[Collected data]
+++
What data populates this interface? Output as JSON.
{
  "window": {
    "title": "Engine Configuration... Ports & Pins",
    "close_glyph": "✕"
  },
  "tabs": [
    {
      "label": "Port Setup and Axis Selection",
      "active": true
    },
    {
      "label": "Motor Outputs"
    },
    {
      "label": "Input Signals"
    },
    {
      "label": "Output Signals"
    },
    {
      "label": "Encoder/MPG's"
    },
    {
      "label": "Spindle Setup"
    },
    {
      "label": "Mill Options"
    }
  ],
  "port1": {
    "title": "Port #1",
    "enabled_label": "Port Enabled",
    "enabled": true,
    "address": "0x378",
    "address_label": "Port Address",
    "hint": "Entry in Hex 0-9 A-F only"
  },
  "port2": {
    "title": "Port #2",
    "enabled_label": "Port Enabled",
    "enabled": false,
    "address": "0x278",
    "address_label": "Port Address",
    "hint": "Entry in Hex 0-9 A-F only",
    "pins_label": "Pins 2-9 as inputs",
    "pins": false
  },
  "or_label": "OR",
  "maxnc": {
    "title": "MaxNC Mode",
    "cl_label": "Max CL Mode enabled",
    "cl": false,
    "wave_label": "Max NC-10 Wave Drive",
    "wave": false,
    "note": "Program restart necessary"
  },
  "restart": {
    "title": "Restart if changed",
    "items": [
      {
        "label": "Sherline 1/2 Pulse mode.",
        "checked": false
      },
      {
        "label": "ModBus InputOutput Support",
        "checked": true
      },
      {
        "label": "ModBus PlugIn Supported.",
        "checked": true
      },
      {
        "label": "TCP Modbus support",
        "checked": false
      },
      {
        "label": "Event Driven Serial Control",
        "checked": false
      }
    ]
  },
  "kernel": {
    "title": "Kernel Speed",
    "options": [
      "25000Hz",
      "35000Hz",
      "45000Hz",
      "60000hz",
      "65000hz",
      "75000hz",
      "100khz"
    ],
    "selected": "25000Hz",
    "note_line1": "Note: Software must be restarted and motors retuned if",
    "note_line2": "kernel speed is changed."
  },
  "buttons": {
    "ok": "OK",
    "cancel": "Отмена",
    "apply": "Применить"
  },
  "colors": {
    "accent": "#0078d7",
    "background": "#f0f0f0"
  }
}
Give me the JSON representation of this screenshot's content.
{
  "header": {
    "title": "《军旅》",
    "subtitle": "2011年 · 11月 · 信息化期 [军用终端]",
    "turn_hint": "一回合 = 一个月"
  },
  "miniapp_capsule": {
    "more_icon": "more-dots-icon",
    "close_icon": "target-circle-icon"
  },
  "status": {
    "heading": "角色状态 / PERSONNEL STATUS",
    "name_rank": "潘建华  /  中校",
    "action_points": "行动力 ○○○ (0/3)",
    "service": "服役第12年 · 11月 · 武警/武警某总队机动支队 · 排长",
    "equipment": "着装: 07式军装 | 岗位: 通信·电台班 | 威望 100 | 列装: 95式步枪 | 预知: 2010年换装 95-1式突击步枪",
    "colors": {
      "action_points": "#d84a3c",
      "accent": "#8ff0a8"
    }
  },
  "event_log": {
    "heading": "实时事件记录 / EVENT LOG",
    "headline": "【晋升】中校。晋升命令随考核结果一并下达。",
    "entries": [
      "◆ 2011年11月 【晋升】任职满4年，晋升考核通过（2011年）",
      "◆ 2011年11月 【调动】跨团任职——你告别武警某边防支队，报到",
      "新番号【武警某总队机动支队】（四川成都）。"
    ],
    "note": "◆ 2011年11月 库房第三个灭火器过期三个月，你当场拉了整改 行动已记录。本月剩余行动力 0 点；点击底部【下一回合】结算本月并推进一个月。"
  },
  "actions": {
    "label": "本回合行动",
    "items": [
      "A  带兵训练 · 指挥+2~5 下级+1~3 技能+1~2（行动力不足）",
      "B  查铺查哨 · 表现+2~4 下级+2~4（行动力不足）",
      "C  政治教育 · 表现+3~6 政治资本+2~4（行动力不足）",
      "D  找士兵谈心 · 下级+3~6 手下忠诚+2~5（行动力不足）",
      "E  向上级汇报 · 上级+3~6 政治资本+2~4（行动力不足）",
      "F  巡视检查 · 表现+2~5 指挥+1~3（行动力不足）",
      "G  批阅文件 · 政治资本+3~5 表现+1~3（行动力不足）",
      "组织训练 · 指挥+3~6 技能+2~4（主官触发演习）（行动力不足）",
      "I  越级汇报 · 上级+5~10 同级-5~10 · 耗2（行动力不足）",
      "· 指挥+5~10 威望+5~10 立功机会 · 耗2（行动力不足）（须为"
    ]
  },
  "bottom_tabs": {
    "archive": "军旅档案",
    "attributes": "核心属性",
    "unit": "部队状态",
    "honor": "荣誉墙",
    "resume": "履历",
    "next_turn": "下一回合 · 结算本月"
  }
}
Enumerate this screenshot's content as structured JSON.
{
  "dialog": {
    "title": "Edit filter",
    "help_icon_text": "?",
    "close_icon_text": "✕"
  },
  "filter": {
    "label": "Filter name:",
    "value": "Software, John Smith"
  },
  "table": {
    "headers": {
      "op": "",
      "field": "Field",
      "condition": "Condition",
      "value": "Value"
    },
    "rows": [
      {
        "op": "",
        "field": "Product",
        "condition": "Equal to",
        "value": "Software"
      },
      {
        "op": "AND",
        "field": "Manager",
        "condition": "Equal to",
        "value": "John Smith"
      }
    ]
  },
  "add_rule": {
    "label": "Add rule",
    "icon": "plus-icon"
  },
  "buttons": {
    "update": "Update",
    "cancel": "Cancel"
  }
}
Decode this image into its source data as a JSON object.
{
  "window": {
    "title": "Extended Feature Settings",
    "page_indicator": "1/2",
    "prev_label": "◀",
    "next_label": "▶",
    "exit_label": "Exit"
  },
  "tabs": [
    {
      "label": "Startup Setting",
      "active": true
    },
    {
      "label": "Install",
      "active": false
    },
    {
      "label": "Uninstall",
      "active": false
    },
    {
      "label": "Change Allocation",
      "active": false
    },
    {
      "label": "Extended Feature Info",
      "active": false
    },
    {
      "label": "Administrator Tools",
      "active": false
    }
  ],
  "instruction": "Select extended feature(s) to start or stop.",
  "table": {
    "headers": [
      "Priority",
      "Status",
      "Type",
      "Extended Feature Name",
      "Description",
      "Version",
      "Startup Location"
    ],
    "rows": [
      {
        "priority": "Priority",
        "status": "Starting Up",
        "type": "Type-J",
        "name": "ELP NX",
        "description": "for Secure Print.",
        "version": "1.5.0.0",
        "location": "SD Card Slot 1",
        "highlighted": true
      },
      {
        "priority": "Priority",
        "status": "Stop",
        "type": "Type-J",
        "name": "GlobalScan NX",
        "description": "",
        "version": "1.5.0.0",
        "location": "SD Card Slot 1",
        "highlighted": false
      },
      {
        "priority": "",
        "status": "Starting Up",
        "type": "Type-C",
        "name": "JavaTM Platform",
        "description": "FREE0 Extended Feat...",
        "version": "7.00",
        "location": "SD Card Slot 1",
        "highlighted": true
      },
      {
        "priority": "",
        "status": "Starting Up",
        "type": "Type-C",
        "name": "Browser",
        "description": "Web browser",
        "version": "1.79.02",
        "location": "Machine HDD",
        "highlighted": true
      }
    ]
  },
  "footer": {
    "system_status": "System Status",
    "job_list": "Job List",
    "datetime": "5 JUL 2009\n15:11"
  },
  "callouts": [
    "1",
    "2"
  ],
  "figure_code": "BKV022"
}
+++
• What is being asked
Reproduce the material above, every line of it, exactly.

• Written response
What data populates this interface? Output as JSON.
{
  "window": {
    "title": "Engine Configuration... Ports & Pins",
    "close_glyph": "✕"
  },
  "tabs": [
    {
      "label": "Port Setup and Axis Selection",
      "active": true
    },
    {
      "label": "Motor Outputs"
    },
    {
      "label": "Input Signals"
    },
    {
      "label": "Output Signals"
    },
    {
      "label": "Encoder/MPG's"
    },
    {
      "label": "Spindle Setup"
    },
    {
      "label": "Mill Options"
    }
  ],
  "port1": {
    "title": "Port #1",
    "enabled_label": "Port Enabled",
    "enabled": true,
    "address": "0x378",
    "address_label": "Port Address",
    "hint": "Entry in Hex 0-9 A-F only"
  },
  "port2": {
    "title": "Port #2",
    "enabled_label": "Port Enabled",
    "enabled": false,
    "address": "0x278",
    "address_label": "Port Address",
    "hint": "Entry in Hex 0-9 A-F only",
    "pins_label": "Pins 2-9 as inputs",
    "pins": false
  },
  "or_label": "OR",
  "maxnc": {
    "title": "MaxNC Mode",
    "cl_label": "Max CL Mode enabled",
    "cl": false,
    "wave_label": "Max NC-10 Wave Drive",
    "wave": false,
    "note": "Program restart necessary"
  },
  "restart": {
    "title": "Restart if changed",
    "items": [
      {
        "label": "Sherline 1/2 Pulse mode.",
        "checked": false
      },
      {
        "label": "ModBus InputOutput Support",
        "checked": true
      },
      {
        "label": "ModBus PlugIn Supported.",
        "checked": true
      },
      {
        "label": "TCP Modbus support",
        "checked": false
      },
      {
        "label": "Event Driven Serial Control",
        "checked": false
      }
    ]
  },
  "kernel": {
    "title": "Kernel Speed",
    "options": [
      "25000Hz",
      "35000Hz",
      "45000Hz",
      "60000hz",
      "65000hz",
      "75000hz",
      "100khz"
    ],
    "selected": "25000Hz",
    "note_line1": "Note: Software must be restarted and motors retuned if",
    "note_line2": "kernel speed is changed."
  },
  "buttons": {
    "ok": "OK",
    "cancel": "Отмена",
    "apply": "Применить"
  },
  "colors": {
    "accent": "#0078d7",
    "background": "#f0f0f0"
  }
}
Give me the JSON representation of this screenshot's content.
{
  "header": {
    "title": "《军旅》",
    "subtitle": "2011年 · 11月 · 信息化期 [军用终端]",
    "turn_hint": "一回合 = 一个月"
  },
  "miniapp_capsule": {
    "more_icon": "more-dots-icon",
    "close_icon": "target-circle-icon"
  },
  "status": {
    "heading": "角色状态 / PERSONNEL STATUS",
    "name_rank": "潘建华  /  中校",
    "action_points": "行动力 ○○○ (0/3)",
    "service": "服役第12年 · 11月 · 武警/武警某总队机动支队 · 排长",
    "equipment": "着装: 07式军装 | 岗位: 通信·电台班 | 威望 100 | 列装: 95式步枪 | 预知: 2010年换装 95-1式突击步枪",
    "colors": {
      "action_points": "#d84a3c",
      "accent": "#8ff0a8"
    }
  },
  "event_log": {
    "heading": "实时事件记录 / EVENT LOG",
    "headline": "【晋升】中校。晋升命令随考核结果一并下达。",
    "entries": [
      "◆ 2011年11月 【晋升】任职满4年，晋升考核通过（2011年）",
      "◆ 2011年11月 【调动】跨团任职——你告别武警某边防支队，报到",
      "新番号【武警某总队机动支队】（四川成都）。"
    ],
    "note": "◆ 2011年11月 库房第三个灭火器过期三个月，你当场拉了整改 行动已记录。本月剩余行动力 0 点；点击底部【下一回合】结算本月并推进一个月。"
  },
  "actions": {
    "label": "本回合行动",
    "items": [
      "A  带兵训练 · 指挥+2~5 下级+1~3 技能+1~2（行动力不足）",
      "B  查铺查哨 · 表现+2~4 下级+2~4（行动力不足）",
      "C  政治教育 · 表现+3~6 政治资本+2~4（行动力不足）",
      "D  找士兵谈心 · 下级+3~6 手下忠诚+2~5（行动力不足）",
      "E  向上级汇报 · 上级+3~6 政治资本+2~4（行动力不足）",
      "F  巡视检查 · 表现+2~5 指挥+1~3（行动力不足）",
      "G  批阅文件 · 政治资本+3~5 表现+1~3（行动力不足）",
      "组织训练 · 指挥+3~6 技能+2~4（主官触发演习）（行动力不足）",
      "I  越级汇报 · 上级+5~10 同级-5~10 · 耗2（行动力不足）",
      "· 指挥+5~10 威望+5~10 立功机会 · 耗2（行动力不足）（须为"
    ]
  },
  "bottom_tabs": {
    "archive": "军旅档案",
    "attributes": "核心属性",
    "unit": "部队状态",
    "honor": "荣誉墙",
    "resume": "履历",
    "next_turn": "下一回合 · 结算本月"
  }
}
Enumerate this screenshot's content as structured JSON.
{
  "dialog": {
    "title": "Edit filter",
    "help_icon_text": "?",
    "close_icon_text": "✕"
  },
  "filter": {
    "label": "Filter name:",
    "value": "Software, John Smith"
  },
  "table": {
    "headers": {
      "op": "",
      "field": "Field",
      "condition": "Condition",
      "value": "Value"
    },
    "rows": [
      {
        "op": "",
        "field": "Product",
        "condition": "Equal to",
        "value": "Software"
      },
      {
        "op": "AND",
        "field": "Manager",
        "condition": "Equal to",
        "value": "John Smith"
      }
    ]
  },
  "add_rule": {
    "label": "Add rule",
    "icon": "plus-icon"
  },
  "buttons": {
    "update": "Update",
    "cancel": "Cancel"
  }
}
Decode this image into its source data as a JSON object.
{
  "window": {
    "title": "Extended Feature Settings",
    "page_indicator": "1/2",
    "prev_label": "◀",
    "next_label": "▶",
    "exit_label": "Exit"
  },
  "tabs": [
    {
      "label": "Startup Setting",
      "active": true
    },
    {
      "label": "Install",
      "active": false
    },
    {
      "label": "Uninstall",
      "active": false
    },
    {
      "label": "Change Allocation",
      "active": false
    },
    {
      "label": "Extended Feature Info",
      "active": false
    },
    {
      "label": "Administrator Tools",
      "active": false
    }
  ],
  "instruction": "Select extended feature(s) to start or stop.",
  "table": {
    "headers": [
      "Priority",
      "Status",
      "Type",
      "Extended Feature Name",
      "Description",
      "Version",
      "Startup Location"
    ],
    "rows": [
      {
        "priority": "Priority",
        "status": "Starting Up",
        "type": "Type-J",
        "name": "ELP NX",
        "description": "for Secure Print.",
        "version": "1.5.0.0",
        "location": "SD Card Slot 1",
        "highlighted": true
      },
      {
        "priority": "Priority",
        "status": "Stop",
        "type": "Type-J",
        "name": "GlobalScan NX",
        "description": "",
        "version": "1.5.0.0",
        "location": "SD Card Slot 1",
        "highlighted": false
      },
      {
        "priority": "",
        "status": "Starting Up",
        "type": "Type-C",
        "name": "JavaTM Platform",
        "description": "FREE0 Extended Feat...",
        "version": "7.00",
        "location": "SD Card Slot 1",
        "highlighted": true
      },
      {
        "priority": "",
        "status": "Starting Up",
        "type": "Type-C",
        "name": "Browser",
        "description": "Web browser",
        "version": "1.79.02",
        "location": "Machine HDD",
        "highlighted": true
      }
    ]
  },
  "footer": {
    "system_status": "System Status",
    "job_list": "Job List",
    "datetime": "5 JUL 2009\n15:11"
  },
  "callouts": [
    "1",
    "2"
  ],
  "figure_code": "BKV022"
}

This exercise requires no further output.